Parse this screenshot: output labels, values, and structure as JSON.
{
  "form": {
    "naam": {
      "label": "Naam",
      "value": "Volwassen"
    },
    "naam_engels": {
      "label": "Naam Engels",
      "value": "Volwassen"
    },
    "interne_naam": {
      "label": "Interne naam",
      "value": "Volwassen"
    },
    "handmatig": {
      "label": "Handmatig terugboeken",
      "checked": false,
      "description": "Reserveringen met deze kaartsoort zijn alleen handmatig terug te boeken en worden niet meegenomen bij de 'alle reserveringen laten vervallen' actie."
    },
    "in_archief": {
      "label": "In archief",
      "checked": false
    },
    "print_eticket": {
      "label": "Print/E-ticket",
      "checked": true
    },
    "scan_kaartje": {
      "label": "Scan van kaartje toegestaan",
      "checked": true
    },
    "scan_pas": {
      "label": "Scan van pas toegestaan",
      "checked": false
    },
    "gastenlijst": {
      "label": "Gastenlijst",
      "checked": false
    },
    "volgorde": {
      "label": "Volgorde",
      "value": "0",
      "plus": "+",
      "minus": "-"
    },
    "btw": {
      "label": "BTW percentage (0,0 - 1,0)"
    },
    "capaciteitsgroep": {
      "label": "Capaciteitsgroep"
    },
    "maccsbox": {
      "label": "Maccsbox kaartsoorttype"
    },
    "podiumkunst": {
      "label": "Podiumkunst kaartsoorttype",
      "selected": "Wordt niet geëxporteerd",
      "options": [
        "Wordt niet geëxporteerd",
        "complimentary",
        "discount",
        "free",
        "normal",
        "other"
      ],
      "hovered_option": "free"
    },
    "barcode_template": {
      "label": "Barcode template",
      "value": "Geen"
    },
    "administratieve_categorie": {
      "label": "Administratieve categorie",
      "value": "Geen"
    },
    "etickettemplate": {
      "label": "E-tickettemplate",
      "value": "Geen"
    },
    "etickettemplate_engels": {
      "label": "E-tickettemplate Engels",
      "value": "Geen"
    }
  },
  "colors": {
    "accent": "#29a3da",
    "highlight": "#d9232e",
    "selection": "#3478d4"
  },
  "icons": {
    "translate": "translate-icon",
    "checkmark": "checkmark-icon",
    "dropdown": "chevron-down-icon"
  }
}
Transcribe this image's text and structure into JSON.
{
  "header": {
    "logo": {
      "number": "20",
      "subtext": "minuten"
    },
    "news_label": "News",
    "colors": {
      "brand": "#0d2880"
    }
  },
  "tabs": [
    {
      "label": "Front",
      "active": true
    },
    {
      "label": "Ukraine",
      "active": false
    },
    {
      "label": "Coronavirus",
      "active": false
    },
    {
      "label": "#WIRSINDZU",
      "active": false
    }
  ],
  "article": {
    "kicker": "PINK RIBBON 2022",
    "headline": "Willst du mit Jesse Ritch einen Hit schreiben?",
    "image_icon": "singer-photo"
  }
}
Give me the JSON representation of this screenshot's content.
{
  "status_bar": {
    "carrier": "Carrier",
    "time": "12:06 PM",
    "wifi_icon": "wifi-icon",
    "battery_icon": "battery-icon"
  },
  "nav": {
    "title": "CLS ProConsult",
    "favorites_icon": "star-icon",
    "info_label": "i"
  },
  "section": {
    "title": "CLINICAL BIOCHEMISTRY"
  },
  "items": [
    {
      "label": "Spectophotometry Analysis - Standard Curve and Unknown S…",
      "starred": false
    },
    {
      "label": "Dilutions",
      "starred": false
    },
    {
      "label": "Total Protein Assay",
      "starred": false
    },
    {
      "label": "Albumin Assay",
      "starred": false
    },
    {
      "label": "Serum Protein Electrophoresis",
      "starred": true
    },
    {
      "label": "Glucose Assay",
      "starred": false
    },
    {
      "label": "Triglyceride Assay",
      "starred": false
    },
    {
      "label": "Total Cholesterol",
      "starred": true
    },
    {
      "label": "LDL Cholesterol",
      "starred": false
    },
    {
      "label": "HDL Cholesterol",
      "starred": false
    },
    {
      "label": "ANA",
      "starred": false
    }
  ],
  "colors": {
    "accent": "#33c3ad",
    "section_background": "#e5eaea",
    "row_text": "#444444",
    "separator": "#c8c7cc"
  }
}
○ ○ ○ ○
### Prompt
Extract every line containing the string "screenshot" from the material.

### Result for this exercise
Parse this screenshot: output labels, values, and structure as JSON.
Give me the JSON representation of this screenshot's content.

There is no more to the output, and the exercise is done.